■ **WHAT TO DO**
Make an exact copy of all the entries, but do not reproduce the pictures.

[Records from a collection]

§ §

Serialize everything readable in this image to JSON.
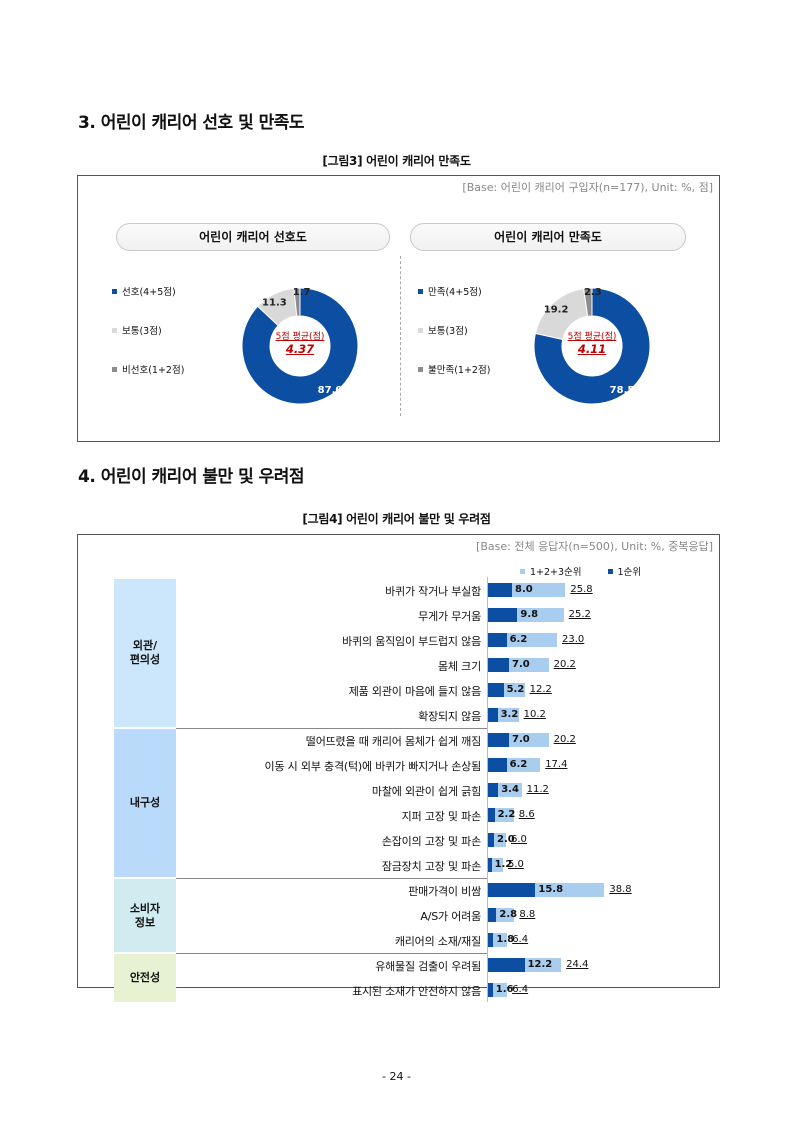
{
  "section3": {
    "title": "3. 어린이 캐리어 선호 및 만족도"
  },
  "figure3": {
    "caption": "[그림3] 어린이 캐리어 만족도",
    "base_note": "[Base: 어린이 캐리어 구입자(n=177), Unit: %, 점]"
  },
  "section4": {
    "title": "4. 어린이 캐리어 불만 및 우려점"
  },
  "figure4": {
    "caption": "[그림4] 어린이 캐리어 불만 및 우려점",
    "base_note": "[Base: 전체 응답자(n=500), Unit: %, 중복응답]"
  },
  "colors": {
    "dark_blue": "#0b4ea2",
    "light_blue": "#a9cdee",
    "light_gray": "#d9d9d9",
    "dark_gray": "#8c8c8c",
    "avg_red": "#c00000"
  },
  "page_number": "- 24 -",
  "chart_data": [
    {
      "type": "pie",
      "title": "어린이 캐리어 선호도",
      "labels": [
        "선호(4+5점)",
        "보통(3점)",
        "비선호(1+2점)"
      ],
      "values": [
        87.0,
        11.3,
        1.7
      ],
      "value_labels": [
        "87.0",
        "11.3",
        "1.7"
      ],
      "colors": [
        "#0b4ea2",
        "#d9d9d9",
        "#8c8c8c"
      ],
      "center_label": "5점 평균(점)",
      "center_value": "4.37",
      "legend_position": "left"
    },
    {
      "type": "pie",
      "title": "어린이 캐리어 만족도",
      "labels": [
        "만족(4+5점)",
        "보통(3점)",
        "불만족(1+2점)"
      ],
      "values": [
        78.5,
        19.2,
        2.3
      ],
      "value_labels": [
        "78.5",
        "19.2",
        "2.3"
      ],
      "colors": [
        "#0b4ea2",
        "#d9d9d9",
        "#8c8c8c"
      ],
      "center_label": "5점 평균(점)",
      "center_value": "4.11",
      "legend_position": "left"
    },
    {
      "type": "bar",
      "orientation": "horizontal",
      "legend_position": "top-right",
      "series": [
        {
          "name": "1+2+3순위",
          "color": "#a9cdee"
        },
        {
          "name": "1순위",
          "color": "#0b4ea2"
        }
      ],
      "groups": [
        {
          "name": "외관/\n편의성",
          "color": "#cce6fb",
          "rows": [
            0,
            1,
            2,
            3,
            4,
            5
          ]
        },
        {
          "name": "내구성",
          "color": "#b9dafa",
          "rows": [
            6,
            7,
            8,
            9,
            10,
            11
          ]
        },
        {
          "name": "소비자\n정보",
          "color": "#d0ecf0",
          "rows": [
            12,
            13,
            14
          ]
        },
        {
          "name": "안전성",
          "color": "#e6f2d2",
          "rows": [
            15,
            16
          ]
        }
      ],
      "rows": [
        {
          "label": "바퀴가 작거나 부실함",
          "first": 8.0,
          "top3": 25.8
        },
        {
          "label": "무게가 무거움",
          "first": 9.8,
          "top3": 25.2
        },
        {
          "label": "바퀴의 움직임이 부드럽지 않음",
          "first": 6.2,
          "top3": 23.0
        },
        {
          "label": "몸체 크기",
          "first": 7.0,
          "top3": 20.2
        },
        {
          "label": "제품 외관이 마음에 들지 않음",
          "first": 5.2,
          "top3": 12.2
        },
        {
          "label": "확장되지 않음",
          "first": 3.2,
          "top3": 10.2
        },
        {
          "label": "떨어뜨렸을 때 캐리어 몸체가 쉽게 깨짐",
          "first": 7.0,
          "top3": 20.2
        },
        {
          "label": "이동 시 외부 충격(턱)에 바퀴가 빠지거나 손상됨",
          "first": 6.2,
          "top3": 17.4
        },
        {
          "label": "마찰에 외관이 쉽게 긁힘",
          "first": 3.4,
          "top3": 11.2
        },
        {
          "label": "지퍼 고장 및 파손",
          "first": 2.2,
          "top3": 8.6
        },
        {
          "label": "손잡이의 고장 및 파손",
          "first": 2.0,
          "top3": 6.0
        },
        {
          "label": "잠금장치 고장 및 파손",
          "first": 1.2,
          "top3": 5.0
        },
        {
          "label": "판매가격이 비쌈",
          "first": 15.8,
          "top3": 38.8
        },
        {
          "label": "A/S가 어려움",
          "first": 2.8,
          "top3": 8.8
        },
        {
          "label": "캐리어의 소재/재질",
          "first": 1.8,
          "top3": 6.4
        },
        {
          "label": "유해물질 검출이 우려됨",
          "first": 12.2,
          "top3": 24.4
        },
        {
          "label": "표시된 소재가 안전하지 않음",
          "first": 1.6,
          "top3": 6.4
        }
      ]
    }
  ]
}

§ §

■ **CORRECT RESULT**
Serialize everything readable in this image to JSON.
{
  "section3": {
    "title": "3. 어린이 캐리어 선호 및 만족도"
  },
  "figure3": {
    "caption": "[그림3] 어린이 캐리어 만족도",
    "base_note": "[Base: 어린이 캐리어 구입자(n=177), Unit: %, 점]"
  },
  "section4": {
    "title": "4. 어린이 캐리어 불만 및 우려점"
  },
  "figure4": {
    "caption": "[그림4] 어린이 캐리어 불만 및 우려점",
    "base_note": "[Base: 전체 응답자(n=500), Unit: %, 중복응답]"
  },
  "colors": {
    "dark_blue": "#0b4ea2",
    "light_blue": "#a9cdee",
    "light_gray": "#d9d9d9",
    "dark_gray": "#8c8c8c",
    "avg_red": "#c00000"
  },
  "page_number": "- 24 -",
  "chart_data": [
    {
      "type": "pie",
      "title": "어린이 캐리어 선호도",
      "labels": [
        "선호(4+5점)",
        "보통(3점)",
        "비선호(1+2점)"
      ],
      "values": [
        87.0,
        11.3,
        1.7
      ],
      "value_labels": [
        "87.0",
        "11.3",
        "1.7"
      ],
      "colors": [
        "#0b4ea2",
        "#d9d9d9",
        "#8c8c8c"
      ],
      "center_label": "5점 평균(점)",
      "center_value": "4.37",
      "legend_position": "left"
    },
    {
      "type": "pie",
      "title": "어린이 캐리어 만족도",
      "labels": [
        "만족(4+5점)",
        "보통(3점)",
        "불만족(1+2점)"
      ],
      "values": [
        78.5,
        19.2,
        2.3
      ],
      "value_labels": [
        "78.5",
        "19.2",
        "2.3"
      ],
      "colors": [
        "#0b4ea2",
        "#d9d9d9",
        "#8c8c8c"
      ],
      "center_label": "5점 평균(점)",
      "center_value": "4.11",
      "legend_position": "left"
    },
    {
      "type": "bar",
      "orientation": "horizontal",
      "legend_position": "top-right",
      "series": [
        {
          "name": "1+2+3순위",
          "color": "#a9cdee"
        },
        {
          "name": "1순위",
          "color": "#0b4ea2"
        }
      ],
      "groups": [
        {
          "name": "외관/\n편의성",
          "color": "#cce6fb",
          "rows": [
            0,
            1,
            2,
            3,
            4,
            5
          ]
        },
        {
          "name": "내구성",
          "color": "#b9dafa",
          "rows": [
            6,
            7,
            8,
            9,
            10,
            11
          ]
        },
        {
          "name": "소비자\n정보",
          "color": "#d0ecf0",
          "rows": [
            12,
            13,
            14
          ]
        },
        {
          "name": "안전성",
          "color": "#e6f2d2",
          "rows": [
            15,
            16
          ]
        }
      ],
      "rows": [
        {
          "label": "바퀴가 작거나 부실함",
          "first": 8.0,
          "top3": 25.8
        },
        {
          "label": "무게가 무거움",
          "first": 9.8,
          "top3": 25.2
        },
        {
          "label": "바퀴의 움직임이 부드럽지 않음",
          "first": 6.2,
          "top3": 23.0
        },
        {
          "label": "몸체 크기",
          "first": 7.0,
          "top3": 20.2
        },
        {
          "label": "제품 외관이 마음에 들지 않음",
          "first": 5.2,
          "top3": 12.2
        },
        {
          "label": "확장되지 않음",
          "first": 3.2,
          "top3": 10.2
        },
        {
          "label": "떨어뜨렸을 때 캐리어 몸체가 쉽게 깨짐",
          "first": 7.0,
          "top3": 20.2
        },
        {
          "label": "이동 시 외부 충격(턱)에 바퀴가 빠지거나 손상됨",
          "first": 6.2,
          "top3": 17.4
        },
        {
          "label": "마찰에 외관이 쉽게 긁힘",
          "first": 3.4,
          "top3": 11.2
        },
        {
          "label": "지퍼 고장 및 파손",
          "first": 2.2,
          "top3": 8.6
        },
        {
          "label": "손잡이의 고장 및 파손",
          "first": 2.0,
          "top3": 6.0
        },
        {
          "label": "잠금장치 고장 및 파손",
          "first": 1.2,
          "top3": 5.0
        },
        {
          "label": "판매가격이 비쌈",
          "first": 15.8,
          "top3": 38.8
        },
        {
          "label": "A/S가 어려움",
          "first": 2.8,
          "top3": 8.8
        },
        {
          "label": "캐리어의 소재/재질",
          "first": 1.8,
          "top3": 6.4
        },
        {
          "label": "유해물질 검출이 우려됨",
          "first": 12.2,
          "top3": 24.4
        },
        {
          "label": "표시된 소재가 안전하지 않음",
          "first": 1.6,
          "top3": 6.4
        }
      ]
    }
  ]
}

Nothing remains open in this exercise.